DATA FOR THIS TASK:

⟨

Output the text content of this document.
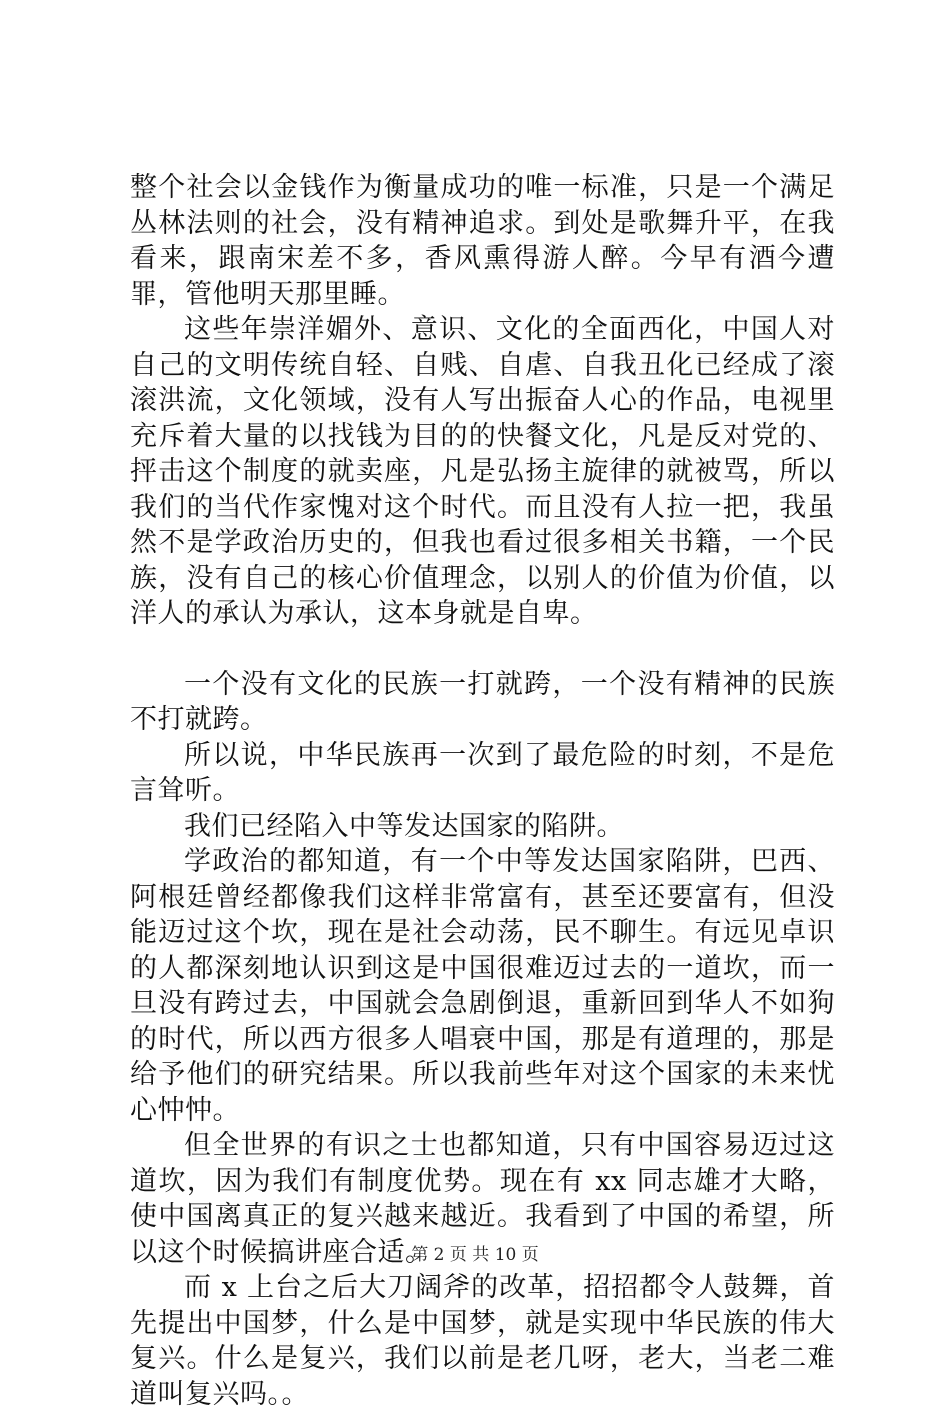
整个社会以金钱作为衡量成功的唯一标准，只是一个满足丛林法则的社会，没有精神追求。到处是歌舞升平，在我看来，跟南宋差不多，香风熏得游人醉。今早有酒今遭罪，管他明天那里睡。

这些年崇洋媚外、意识、文化的全面西化，中国人对自己的文明传统自轻、自贱、自虐、自我丑化已经成了滚滚洪流，文化领域，没有人写出振奋人心的作品，电视里充斥着大量的以找钱为目的的快餐文化，凡是反对党的、抨击这个制度的就卖座，凡是弘扬主旋律的就被骂，所以我们的当代作家愧对这个时代。而且没有人拉一把，我虽然不是学政治历史的，但我也看过很多相关书籍，一个民族，没有自己的核心价值理念，以别人的价值为价值，以洋人的承认为承认，这本身就是自卑。

一个没有文化的民族一打就跨，一个没有精神的民族不打就跨。

所以说，中华民族再一次到了最危险的时刻，不是危言耸听。

我们已经陷入中等发达国家的陷阱。

学政治的都知道，有一个中等发达国家陷阱，巴西、阿根廷曾经都像我们这样非常富有，甚至还要富有，但没能迈过这个坎，现在是社会动荡，民不聊生。有远见卓识的人都深刻地认识到这是中国很难迈过去的一道坎，而一旦没有跨过去，中国就会急剧倒退，重新回到华人不如狗的时代，所以西方很多人唱衰中国，那是有道理的，那是给予他们的研究结果。所以我前些年对这个国家的未来忧心忡忡。

但全世界的有识之士也都知道，只有中国容易迈过这道坎，因为我们有制度优势。现在有 xx 同志雄才大略，使中国离真正的复兴越来越近。我看到了中国的希望，所以这个时候搞讲座合适。

而 x 上台之后大刀阔斧的改革，招招都令人鼓舞，首先提出中国梦，什么是中国梦，就是实现中华民族的伟大复兴。什么是复兴，我们以前是老几呀，老大，当老二难道叫复兴吗。。

第 2 页 共 10 页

⟩

DIRECTIVE:
Without including the pictures, reproduce all entries exactly.

EXPECTED OUTPUT:
Output the text content of this document.
整个社会以金钱作为衡量成功的唯一标准，只是一个满足丛林法则的社会，没有精神追求。到处是歌舞升平，在我看来，跟南宋差不多，香风熏得游人醉。今早有酒今遭罪，管他明天那里睡。

这些年崇洋媚外、意识、文化的全面西化，中国人对自己的文明传统自轻、自贱、自虐、自我丑化已经成了滚滚洪流，文化领域，没有人写出振奋人心的作品，电视里充斥着大量的以找钱为目的的快餐文化，凡是反对党的、抨击这个制度的就卖座，凡是弘扬主旋律的就被骂，所以我们的当代作家愧对这个时代。而且没有人拉一把，我虽然不是学政治历史的，但我也看过很多相关书籍，一个民族，没有自己的核心价值理念，以别人的价值为价值，以洋人的承认为承认，这本身就是自卑。

一个没有文化的民族一打就跨，一个没有精神的民族不打就跨。

所以说，中华民族再一次到了最危险的时刻，不是危言耸听。

我们已经陷入中等发达国家的陷阱。

学政治的都知道，有一个中等发达国家陷阱，巴西、阿根廷曾经都像我们这样非常富有，甚至还要富有，但没能迈过这个坎，现在是社会动荡，民不聊生。有远见卓识的人都深刻地认识到这是中国很难迈过去的一道坎，而一旦没有跨过去，中国就会急剧倒退，重新回到华人不如狗的时代，所以西方很多人唱衰中国，那是有道理的，那是给予他们的研究结果。所以我前些年对这个国家的未来忧心忡忡。

但全世界的有识之士也都知道，只有中国容易迈过这道坎，因为我们有制度优势。现在有 xx 同志雄才大略，使中国离真正的复兴越来越近。我看到了中国的希望，所以这个时候搞讲座合适。

而 x 上台之后大刀阔斧的改革，招招都令人鼓舞，首先提出中国梦，什么是中国梦，就是实现中华民族的伟大复兴。什么是复兴，我们以前是老几呀，老大，当老二难道叫复兴吗。。

第 2 页 共 10 页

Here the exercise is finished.